- _GIVEN TASK_: Set every record down verbatim and omit the pictures.

○ ○ ○ ○

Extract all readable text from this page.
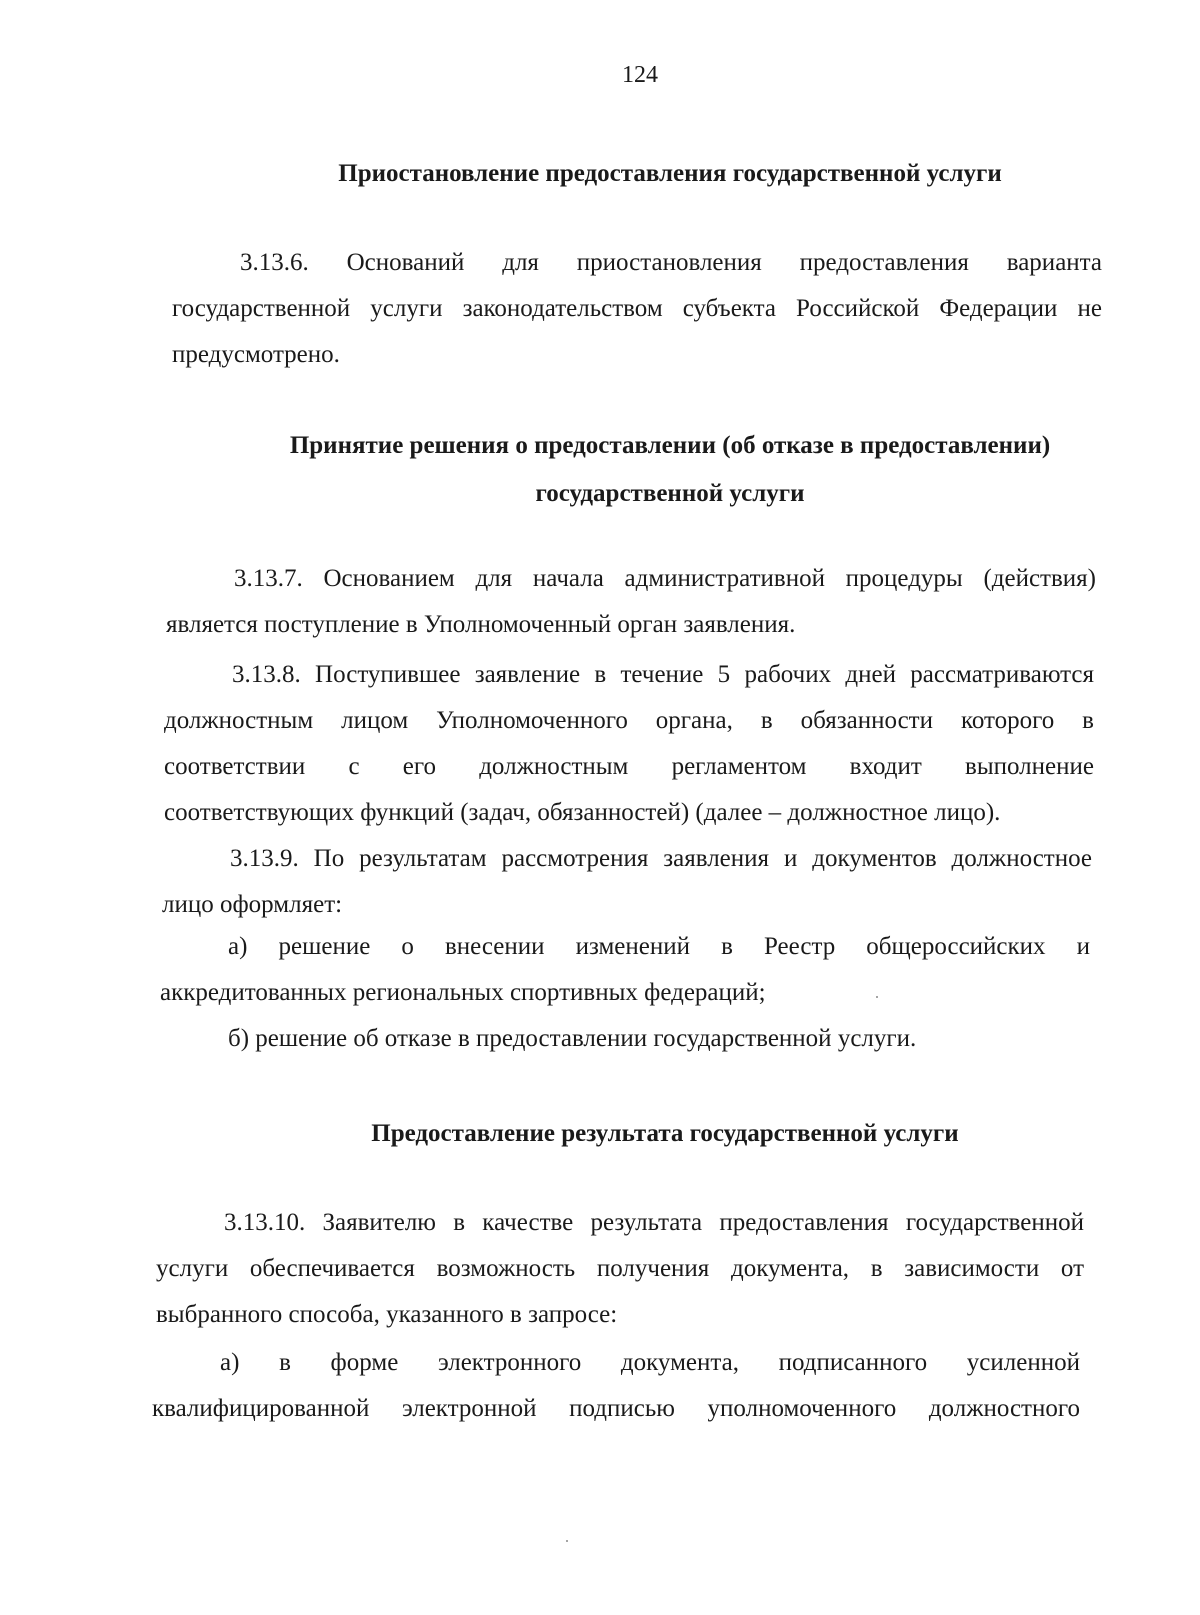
124
Приостановление предоставления государственной услуги
3.13.6. Оснований для приостановления предоставления варианта
государственной услуги законодательством субъекта Российской Федерации не
предусмотрено.
Принятие решения о предоставлении (об отказе в предоставлении)
государственной услуги
3.13.7. Основанием для начала административной процедуры (действия)
является поступление в Уполномоченный орган заявления.
3.13.8. Поступившее заявление в течение 5 рабочих дней рассматриваются
должностным лицом Уполномоченного органа, в обязанности которого в
соответствии с его должностным регламентом входит выполнение
соответствующих функций (задач, обязанностей) (далее – должностное лицо).
3.13.9. По результатам рассмотрения заявления и документов должностное
лицо оформляет:
а) решение о внесении изменений в Реестр общероссийских и
аккредитованных региональных спортивных федераций;
б) решение об отказе в предоставлении государственной услуги.
Предоставление результата государственной услуги
3.13.10. Заявителю в качестве результата предоставления государственной
услуги обеспечивается возможность получения документа, в зависимости от
выбранного способа, указанного в запросе:
а) в форме электронного документа, подписанного усиленной
квалифицированной электронной подписью уполномоченного должностного
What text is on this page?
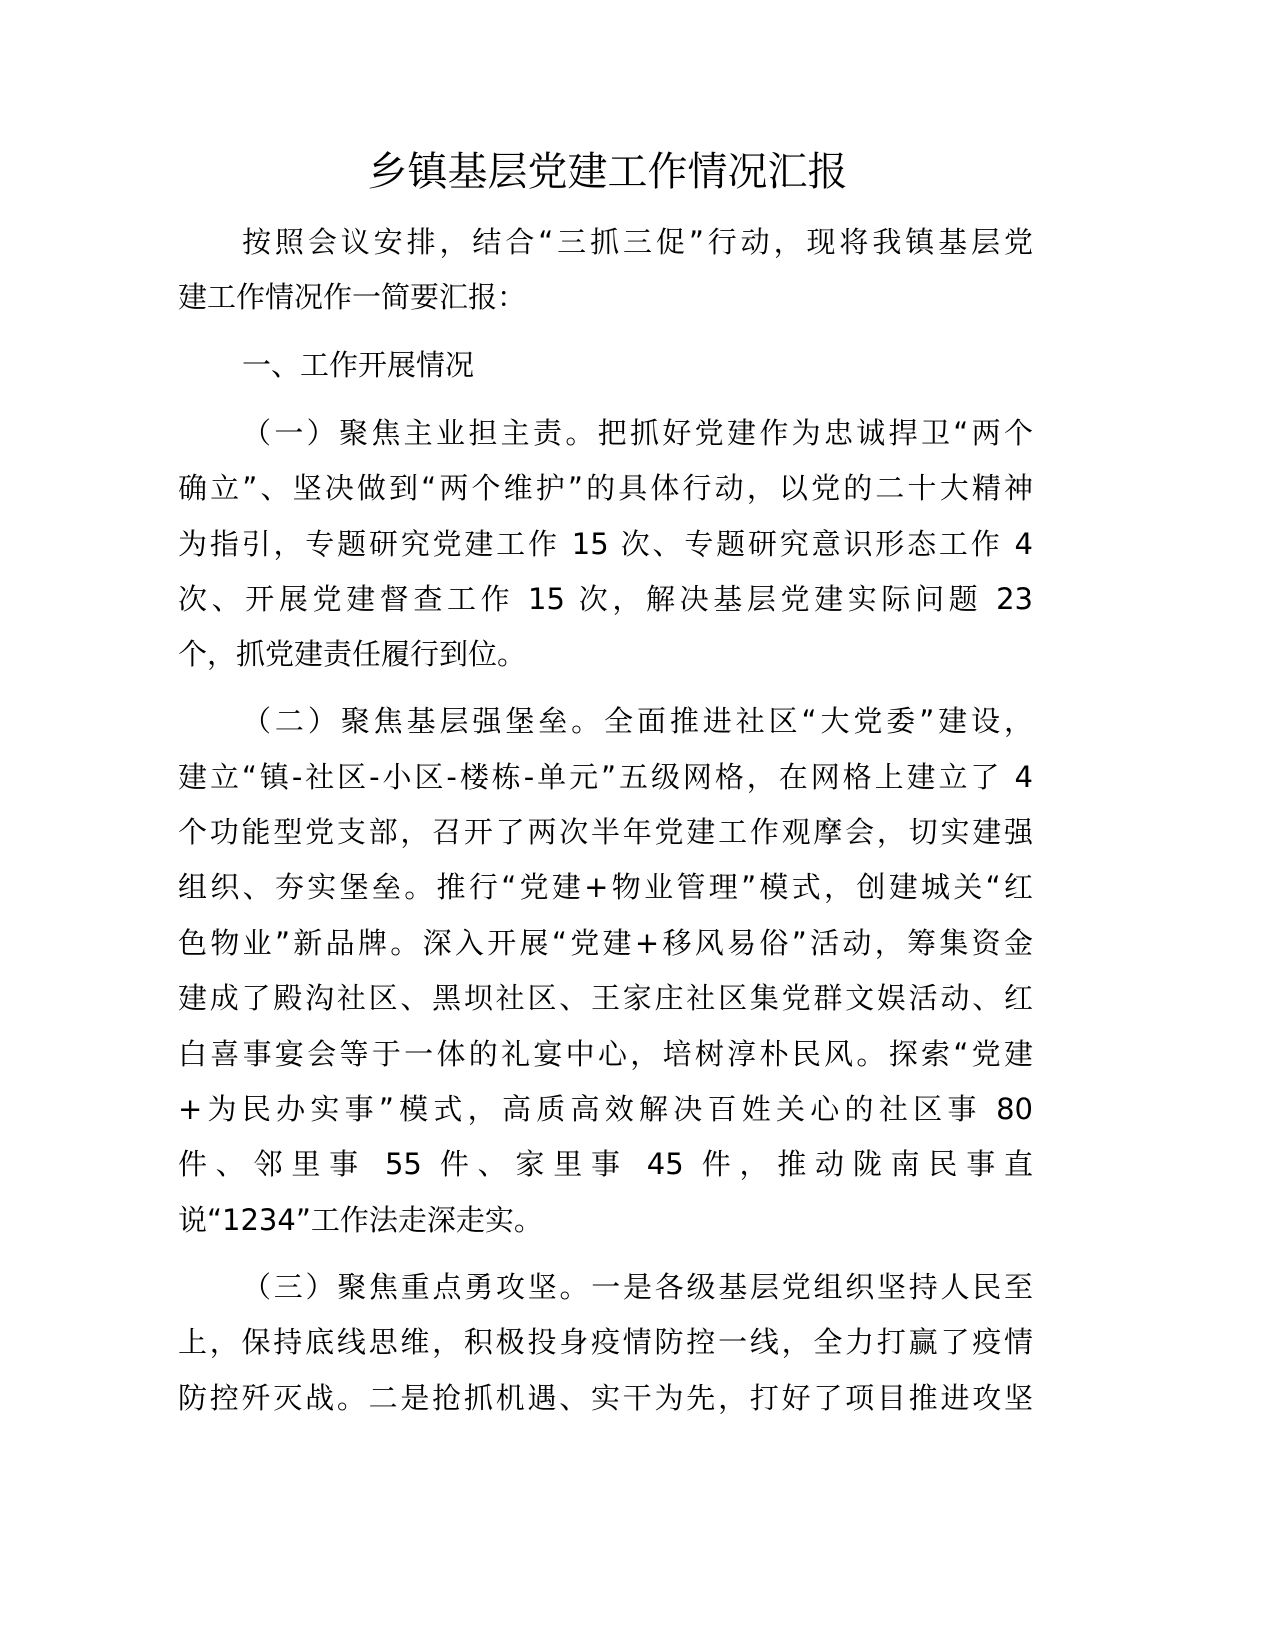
乡镇基层党建工作情况汇报
按照会议安排，结合“三抓三促”行动，现将我镇基层党
建工作情况作一简要汇报：
一、工作开展情况
（一）聚焦主业担主责。把抓好党建作为忠诚捍卫“两个
确立”、坚决做到“两个维护”的具体行动，以党的二十大精神
为指引，专题研究党建工作 15 次、专题研究意识形态工作 4
次、开展党建督查工作 15 次，解决基层党建实际问题 23
个，抓党建责任履行到位。
（二）聚焦基层强堡垒。全面推进社区“大党委”建设，
建立“镇-社区-小区-楼栋-单元”五级网格，在网格上建立了 4
个功能型党支部，召开了两次半年党建工作观摩会，切实建强
组织、夯实堡垒。推行“党建+物业管理”模式，创建城关“红
色物业”新品牌。深入开展“党建+移风易俗”活动，筹集资金
建成了殿沟社区、黑坝社区、王家庄社区集党群文娱活动、红
白喜事宴会等于一体的礼宴中心，培树淳朴民风。探索“党建
+为民办实事”模式，高质高效解决百姓关心的社区事 80
件、邻里事 55 件、家里事 45 件，推动陇南民事直
说“1234”工作法走深走实。
（三）聚焦重点勇攻坚。一是各级基层党组织坚持人民至
上，保持底线思维，积极投身疫情防控一线，全力打赢了疫情
防控歼灭战。二是抢抓机遇、实干为先，打好了项目推进攻坚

○ ○ ○ ○

- _COMPLETE OUTPUT_:
Extract all readable text from this page.
124
Приостановление предоставления государственной услуги
3.13.6. Оснований для приостановления предоставления варианта
государственной услуги законодательством субъекта Российской Федерации не
предусмотрено.
Принятие решения о предоставлении (об отказе в предоставлении)
государственной услуги
3.13.7. Основанием для начала административной процедуры (действия)
является поступление в Уполномоченный орган заявления.
3.13.8. Поступившее заявление в течение 5 рабочих дней рассматриваются
должностным лицом Уполномоченного органа, в обязанности которого в
соответствии с его должностным регламентом входит выполнение
соответствующих функций (задач, обязанностей) (далее – должностное лицо).
3.13.9. По результатам рассмотрения заявления и документов должностное
лицо оформляет:
а) решение о внесении изменений в Реестр общероссийских и
аккредитованных региональных спортивных федераций;
б) решение об отказе в предоставлении государственной услуги.
Предоставление результата государственной услуги
3.13.10. Заявителю в качестве результата предоставления государственной
услуги обеспечивается возможность получения документа, в зависимости от
выбранного способа, указанного в запросе:
а) в форме электронного документа, подписанного усиленной
квалифицированной электронной подписью уполномоченного должностного
What text is on this page?
乡镇基层党建工作情况汇报
按照会议安排，结合“三抓三促”行动，现将我镇基层党
建工作情况作一简要汇报：
一、工作开展情况
（一）聚焦主业担主责。把抓好党建作为忠诚捍卫“两个
确立”、坚决做到“两个维护”的具体行动，以党的二十大精神
为指引，专题研究党建工作 15 次、专题研究意识形态工作 4
次、开展党建督查工作 15 次，解决基层党建实际问题 23
个，抓党建责任履行到位。
（二）聚焦基层强堡垒。全面推进社区“大党委”建设，
建立“镇-社区-小区-楼栋-单元”五级网格，在网格上建立了 4
个功能型党支部，召开了两次半年党建工作观摩会，切实建强
组织、夯实堡垒。推行“党建+物业管理”模式，创建城关“红
色物业”新品牌。深入开展“党建+移风易俗”活动，筹集资金
建成了殿沟社区、黑坝社区、王家庄社区集党群文娱活动、红
白喜事宴会等于一体的礼宴中心，培树淳朴民风。探索“党建
+为民办实事”模式，高质高效解决百姓关心的社区事 80
件、邻里事 55 件、家里事 45 件，推动陇南民事直
说“1234”工作法走深走实。
（三）聚焦重点勇攻坚。一是各级基层党组织坚持人民至
上，保持底线思维，积极投身疫情防控一线，全力打赢了疫情
防控歼灭战。二是抢抓机遇、实干为先，打好了项目推进攻坚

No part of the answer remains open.